Enzyme-linked immunosorbent assay (ELISA)

We used standard sandwich ELISA to detect the levels of DC-SIGNR in human serum. 96-well microplates were coated with 100 µl anti-DC-SIGNR goat polyclonal antibody (pAb, Santa Cruz Biotechnology, Inc., USA, Catalog Number: sc-17261) at a final concentration of 0.27 μg/ml and incubated overnight at 4 °C. Washed the plates 3 times with phosphate buffered saline (PBS) containing 0.05 % Tween-20 (PBST) (pH 7.4), and the wells were blocked with blocking buffer (5 % bovine serum albumin) at 37 °C for 1 h. The plates were washed three times with PBST. And then, 100 μl serum from lung cancer patients and healthy controls was added to the wells. As a negative control, 100 µl PBS was used. Each plate was incubated at 37 °C for 2 h. Subsequently, PBST was used to wash the plates 3 times, and 100 μl anti-DC-SIGNR mouse monoclonal antibody (mAb, R&D Systems, Inc., USA, Catalog Number: MAB16211) diluted to a concentration of 0.5 μg/ml was added to each wells. The plates were incubated at 37 °C for 1.5 h. After washing, 100 μl peroxidase-conjugated goat anti-mouse (ZSGB-BIO) was added and the plates were incubated at 37 °C for 1 h. Finally, the plates were washed 3 times and incubated with 3,3′,5,5′-tetramethylbenzidine (TMB, TIANGEN BIOTECH CO, LTD.) at 37 °C for 0.5 h, and then 2 mol/L H2SO4 was added to stop the reaction. The optical density (OD) was measured at the 450 nm wavelength on a microplate reader. The quantitative DC-SIGNR concentrations were determined by comparing the optical density values with the standard curve.

--

WORK INSTRUCTIONS
1) Using the ELISA description, decide whether each statement is correct: (a) the wells were first coated with a goat polyclonal antibody; (b) blocking was done overnight at 4 °C; (c) sulfuric acid was used to stop the reaction. Give yes or no for each, with the deciding words from the text in quotation marks.
2) According to the ELISA description, why were 100 µl of PBS used? Answer in one to three sentences.
3) List every company that the ELISA description names as a source of a reagent.

--

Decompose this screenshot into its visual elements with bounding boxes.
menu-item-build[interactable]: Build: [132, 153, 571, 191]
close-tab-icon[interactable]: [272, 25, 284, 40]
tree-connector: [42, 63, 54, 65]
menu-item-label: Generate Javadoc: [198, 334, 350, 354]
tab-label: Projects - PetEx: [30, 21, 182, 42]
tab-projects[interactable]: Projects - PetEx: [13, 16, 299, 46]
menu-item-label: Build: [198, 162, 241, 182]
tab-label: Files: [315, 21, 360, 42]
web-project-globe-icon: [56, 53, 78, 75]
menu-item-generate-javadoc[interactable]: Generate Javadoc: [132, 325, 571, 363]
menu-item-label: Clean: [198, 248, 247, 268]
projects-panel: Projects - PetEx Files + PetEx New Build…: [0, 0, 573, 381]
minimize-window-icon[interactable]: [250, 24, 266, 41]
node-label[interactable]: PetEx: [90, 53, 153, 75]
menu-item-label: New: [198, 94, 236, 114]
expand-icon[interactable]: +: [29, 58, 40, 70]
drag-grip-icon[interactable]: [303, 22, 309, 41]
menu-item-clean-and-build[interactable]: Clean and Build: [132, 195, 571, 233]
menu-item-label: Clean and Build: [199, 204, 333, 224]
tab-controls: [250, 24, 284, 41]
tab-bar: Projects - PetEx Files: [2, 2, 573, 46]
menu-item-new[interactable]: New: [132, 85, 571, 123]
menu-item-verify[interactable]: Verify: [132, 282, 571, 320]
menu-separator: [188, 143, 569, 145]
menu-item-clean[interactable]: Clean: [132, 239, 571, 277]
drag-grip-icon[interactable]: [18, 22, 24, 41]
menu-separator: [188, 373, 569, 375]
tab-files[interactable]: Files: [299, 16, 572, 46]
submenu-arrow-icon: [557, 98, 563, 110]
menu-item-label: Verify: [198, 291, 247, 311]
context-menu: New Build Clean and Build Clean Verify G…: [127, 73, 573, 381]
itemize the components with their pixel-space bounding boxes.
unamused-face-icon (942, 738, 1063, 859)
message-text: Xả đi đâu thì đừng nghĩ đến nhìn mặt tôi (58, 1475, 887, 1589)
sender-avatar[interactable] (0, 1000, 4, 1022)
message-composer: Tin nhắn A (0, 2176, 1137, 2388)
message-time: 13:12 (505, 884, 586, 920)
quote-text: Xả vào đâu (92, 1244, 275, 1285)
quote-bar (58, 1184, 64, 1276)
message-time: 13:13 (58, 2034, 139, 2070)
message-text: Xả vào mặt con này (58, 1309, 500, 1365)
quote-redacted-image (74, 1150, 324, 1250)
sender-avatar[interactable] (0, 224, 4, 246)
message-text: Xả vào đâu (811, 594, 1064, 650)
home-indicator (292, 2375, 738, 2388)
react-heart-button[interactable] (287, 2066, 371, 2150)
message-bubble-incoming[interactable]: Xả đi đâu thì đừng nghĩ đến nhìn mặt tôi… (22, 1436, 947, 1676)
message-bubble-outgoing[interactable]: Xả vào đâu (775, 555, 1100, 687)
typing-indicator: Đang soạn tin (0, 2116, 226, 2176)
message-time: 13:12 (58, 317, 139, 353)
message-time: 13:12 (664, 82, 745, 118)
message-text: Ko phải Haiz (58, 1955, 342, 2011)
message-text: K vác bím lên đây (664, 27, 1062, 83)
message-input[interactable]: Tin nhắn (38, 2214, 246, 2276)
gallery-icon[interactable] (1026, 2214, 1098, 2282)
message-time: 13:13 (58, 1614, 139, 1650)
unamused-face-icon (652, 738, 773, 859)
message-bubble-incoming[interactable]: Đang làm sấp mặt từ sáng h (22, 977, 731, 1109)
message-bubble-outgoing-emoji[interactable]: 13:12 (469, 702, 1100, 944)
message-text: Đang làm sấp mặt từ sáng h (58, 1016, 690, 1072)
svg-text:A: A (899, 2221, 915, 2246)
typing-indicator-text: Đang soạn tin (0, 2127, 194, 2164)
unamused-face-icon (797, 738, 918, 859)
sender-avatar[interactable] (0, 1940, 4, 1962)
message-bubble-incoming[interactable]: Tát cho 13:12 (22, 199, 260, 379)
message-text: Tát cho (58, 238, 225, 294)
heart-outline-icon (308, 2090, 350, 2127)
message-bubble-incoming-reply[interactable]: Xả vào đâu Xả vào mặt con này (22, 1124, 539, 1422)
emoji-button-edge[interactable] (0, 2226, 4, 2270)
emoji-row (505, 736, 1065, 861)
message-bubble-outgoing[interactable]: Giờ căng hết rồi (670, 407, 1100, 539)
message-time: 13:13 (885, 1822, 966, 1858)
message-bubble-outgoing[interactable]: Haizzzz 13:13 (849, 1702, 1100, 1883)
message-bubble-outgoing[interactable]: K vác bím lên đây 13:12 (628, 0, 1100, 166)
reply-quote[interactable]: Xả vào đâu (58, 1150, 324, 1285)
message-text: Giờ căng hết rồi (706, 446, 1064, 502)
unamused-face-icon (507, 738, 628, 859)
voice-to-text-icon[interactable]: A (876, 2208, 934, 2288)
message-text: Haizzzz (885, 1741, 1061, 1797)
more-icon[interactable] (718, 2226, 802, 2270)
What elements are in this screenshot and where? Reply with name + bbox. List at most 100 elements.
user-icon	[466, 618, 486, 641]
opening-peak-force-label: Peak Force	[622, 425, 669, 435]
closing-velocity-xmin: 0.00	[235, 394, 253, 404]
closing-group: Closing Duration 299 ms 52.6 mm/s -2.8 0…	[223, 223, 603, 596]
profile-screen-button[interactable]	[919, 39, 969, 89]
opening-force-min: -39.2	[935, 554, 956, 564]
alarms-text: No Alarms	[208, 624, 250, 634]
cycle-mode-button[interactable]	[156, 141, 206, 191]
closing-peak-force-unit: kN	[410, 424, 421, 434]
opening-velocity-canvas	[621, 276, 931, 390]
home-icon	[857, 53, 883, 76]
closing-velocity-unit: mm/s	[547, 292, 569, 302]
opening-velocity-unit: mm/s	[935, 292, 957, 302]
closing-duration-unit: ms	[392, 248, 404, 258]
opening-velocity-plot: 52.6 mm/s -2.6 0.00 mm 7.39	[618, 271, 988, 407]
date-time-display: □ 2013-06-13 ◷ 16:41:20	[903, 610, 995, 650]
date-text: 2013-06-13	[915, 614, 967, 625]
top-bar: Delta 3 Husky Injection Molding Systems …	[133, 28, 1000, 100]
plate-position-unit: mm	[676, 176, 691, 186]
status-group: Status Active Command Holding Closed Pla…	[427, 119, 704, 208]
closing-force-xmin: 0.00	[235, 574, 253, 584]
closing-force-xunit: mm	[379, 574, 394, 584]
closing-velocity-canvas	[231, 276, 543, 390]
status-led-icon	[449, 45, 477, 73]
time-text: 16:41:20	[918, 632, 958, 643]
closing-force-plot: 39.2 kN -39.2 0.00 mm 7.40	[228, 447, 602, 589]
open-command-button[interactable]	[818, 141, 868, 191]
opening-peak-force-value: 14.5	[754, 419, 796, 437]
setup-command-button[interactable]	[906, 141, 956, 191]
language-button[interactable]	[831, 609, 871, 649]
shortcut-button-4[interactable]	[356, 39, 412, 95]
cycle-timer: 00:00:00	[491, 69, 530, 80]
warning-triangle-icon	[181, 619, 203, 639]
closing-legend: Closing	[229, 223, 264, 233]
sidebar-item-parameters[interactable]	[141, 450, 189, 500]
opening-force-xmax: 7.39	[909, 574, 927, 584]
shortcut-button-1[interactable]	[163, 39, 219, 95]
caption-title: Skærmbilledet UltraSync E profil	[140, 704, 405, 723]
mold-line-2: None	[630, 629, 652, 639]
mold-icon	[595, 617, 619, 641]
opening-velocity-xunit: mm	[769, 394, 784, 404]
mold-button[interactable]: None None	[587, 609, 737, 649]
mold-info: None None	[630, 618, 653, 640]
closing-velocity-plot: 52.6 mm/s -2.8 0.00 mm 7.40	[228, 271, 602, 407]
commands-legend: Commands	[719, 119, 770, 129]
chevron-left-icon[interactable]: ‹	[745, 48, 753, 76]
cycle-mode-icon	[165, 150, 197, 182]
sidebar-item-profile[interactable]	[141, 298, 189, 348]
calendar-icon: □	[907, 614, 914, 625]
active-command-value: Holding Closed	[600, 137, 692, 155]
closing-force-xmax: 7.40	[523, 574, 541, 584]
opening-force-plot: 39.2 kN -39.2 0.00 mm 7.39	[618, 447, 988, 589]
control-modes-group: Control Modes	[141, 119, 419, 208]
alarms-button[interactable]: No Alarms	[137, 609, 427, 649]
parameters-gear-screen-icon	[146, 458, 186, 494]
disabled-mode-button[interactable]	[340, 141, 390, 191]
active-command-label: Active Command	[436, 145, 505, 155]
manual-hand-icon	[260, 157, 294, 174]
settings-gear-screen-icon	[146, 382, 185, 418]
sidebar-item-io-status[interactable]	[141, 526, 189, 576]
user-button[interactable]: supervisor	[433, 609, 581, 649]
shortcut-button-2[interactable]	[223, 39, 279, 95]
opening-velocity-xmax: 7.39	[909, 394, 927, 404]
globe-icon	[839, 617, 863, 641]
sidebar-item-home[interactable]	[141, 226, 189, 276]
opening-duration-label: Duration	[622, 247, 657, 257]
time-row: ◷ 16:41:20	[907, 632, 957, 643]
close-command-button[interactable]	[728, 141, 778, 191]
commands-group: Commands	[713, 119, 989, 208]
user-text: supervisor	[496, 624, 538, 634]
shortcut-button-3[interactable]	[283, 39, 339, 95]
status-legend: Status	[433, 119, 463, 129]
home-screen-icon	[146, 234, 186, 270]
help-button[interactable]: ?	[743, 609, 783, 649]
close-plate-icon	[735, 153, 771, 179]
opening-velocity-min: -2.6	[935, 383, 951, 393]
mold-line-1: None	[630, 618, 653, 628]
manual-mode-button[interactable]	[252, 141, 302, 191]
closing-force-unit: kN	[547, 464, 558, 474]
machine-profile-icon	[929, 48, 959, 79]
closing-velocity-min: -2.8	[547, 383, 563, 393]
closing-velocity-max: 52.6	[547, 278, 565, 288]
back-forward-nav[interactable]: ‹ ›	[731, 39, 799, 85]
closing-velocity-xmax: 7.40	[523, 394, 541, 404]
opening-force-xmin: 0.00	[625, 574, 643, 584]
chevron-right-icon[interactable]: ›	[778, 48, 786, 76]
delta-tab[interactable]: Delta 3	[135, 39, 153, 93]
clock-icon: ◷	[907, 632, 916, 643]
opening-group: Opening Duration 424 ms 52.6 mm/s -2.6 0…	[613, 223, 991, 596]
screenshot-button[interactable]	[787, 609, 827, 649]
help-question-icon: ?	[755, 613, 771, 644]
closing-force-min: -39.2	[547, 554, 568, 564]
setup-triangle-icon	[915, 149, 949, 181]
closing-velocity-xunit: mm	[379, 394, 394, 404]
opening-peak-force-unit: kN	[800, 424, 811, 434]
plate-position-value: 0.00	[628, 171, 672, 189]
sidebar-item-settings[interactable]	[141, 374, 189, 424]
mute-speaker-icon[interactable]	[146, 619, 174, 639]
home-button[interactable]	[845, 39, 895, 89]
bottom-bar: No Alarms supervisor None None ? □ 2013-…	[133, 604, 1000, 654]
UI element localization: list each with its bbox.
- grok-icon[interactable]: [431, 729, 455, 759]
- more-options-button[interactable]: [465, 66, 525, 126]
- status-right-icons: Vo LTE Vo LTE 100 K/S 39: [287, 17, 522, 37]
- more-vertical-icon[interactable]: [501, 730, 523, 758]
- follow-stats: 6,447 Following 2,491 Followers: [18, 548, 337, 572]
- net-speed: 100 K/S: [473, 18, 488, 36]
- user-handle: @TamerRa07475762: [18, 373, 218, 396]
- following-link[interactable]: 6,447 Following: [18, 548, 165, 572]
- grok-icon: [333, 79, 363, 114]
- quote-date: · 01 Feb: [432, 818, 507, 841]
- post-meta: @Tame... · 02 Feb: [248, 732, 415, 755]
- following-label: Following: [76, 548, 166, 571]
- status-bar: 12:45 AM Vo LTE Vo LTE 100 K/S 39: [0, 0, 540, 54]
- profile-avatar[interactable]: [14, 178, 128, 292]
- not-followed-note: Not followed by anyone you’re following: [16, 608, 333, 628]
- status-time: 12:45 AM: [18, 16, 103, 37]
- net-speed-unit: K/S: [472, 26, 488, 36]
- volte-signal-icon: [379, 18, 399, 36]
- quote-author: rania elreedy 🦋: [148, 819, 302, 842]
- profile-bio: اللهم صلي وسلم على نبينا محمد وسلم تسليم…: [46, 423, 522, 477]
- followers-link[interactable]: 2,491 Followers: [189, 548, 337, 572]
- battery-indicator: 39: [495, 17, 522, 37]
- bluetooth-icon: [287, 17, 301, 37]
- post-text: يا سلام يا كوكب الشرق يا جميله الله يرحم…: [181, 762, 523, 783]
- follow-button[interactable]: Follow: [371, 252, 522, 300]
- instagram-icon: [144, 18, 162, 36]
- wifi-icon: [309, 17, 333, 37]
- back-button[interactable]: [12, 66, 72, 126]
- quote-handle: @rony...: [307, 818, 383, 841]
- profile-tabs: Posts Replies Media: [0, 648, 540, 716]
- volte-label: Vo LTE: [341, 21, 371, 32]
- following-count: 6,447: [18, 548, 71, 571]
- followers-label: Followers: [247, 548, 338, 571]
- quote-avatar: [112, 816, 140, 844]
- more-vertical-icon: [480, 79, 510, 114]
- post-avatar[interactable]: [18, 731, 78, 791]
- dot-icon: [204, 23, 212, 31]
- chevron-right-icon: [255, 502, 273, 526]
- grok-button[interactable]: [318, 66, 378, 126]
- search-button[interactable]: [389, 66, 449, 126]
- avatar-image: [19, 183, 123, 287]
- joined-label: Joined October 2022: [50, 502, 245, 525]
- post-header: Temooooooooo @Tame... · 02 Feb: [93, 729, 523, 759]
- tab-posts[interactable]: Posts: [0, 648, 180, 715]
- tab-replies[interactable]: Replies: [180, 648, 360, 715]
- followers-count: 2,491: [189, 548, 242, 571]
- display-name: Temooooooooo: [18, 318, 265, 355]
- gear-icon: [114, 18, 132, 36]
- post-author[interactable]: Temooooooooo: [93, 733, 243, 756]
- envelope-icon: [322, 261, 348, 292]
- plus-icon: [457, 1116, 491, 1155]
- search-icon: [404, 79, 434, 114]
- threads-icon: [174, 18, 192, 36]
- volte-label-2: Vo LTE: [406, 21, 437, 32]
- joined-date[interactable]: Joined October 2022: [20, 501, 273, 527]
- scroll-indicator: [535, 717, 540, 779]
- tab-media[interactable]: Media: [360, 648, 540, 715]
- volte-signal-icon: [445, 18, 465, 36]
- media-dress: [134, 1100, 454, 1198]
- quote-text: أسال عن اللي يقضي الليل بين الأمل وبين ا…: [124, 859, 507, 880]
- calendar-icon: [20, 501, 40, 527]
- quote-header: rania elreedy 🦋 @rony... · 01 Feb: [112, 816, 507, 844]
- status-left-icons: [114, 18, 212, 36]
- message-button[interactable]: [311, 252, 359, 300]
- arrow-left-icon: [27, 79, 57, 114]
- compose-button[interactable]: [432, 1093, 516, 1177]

--

ANSWERS BY ITEM NUMBER
1)
(a) Yes: "anti-DC-SIGNR goat polyclonal antibody"
(b) No: "blocked with blocking buffer (5 % bovine serum albumin) at 37 °C for 1 h"
(c) Yes: "2 mol/L H2SO4 was added to stop the reaction"

2) The 100 µl of PBS served as a negative control.

3)
- Santa Cruz Biotechnology, Inc., USA
- R&D Systems, Inc., USA
- ZSGB-BIO
- TIANGEN BIOTECH CO, LTD.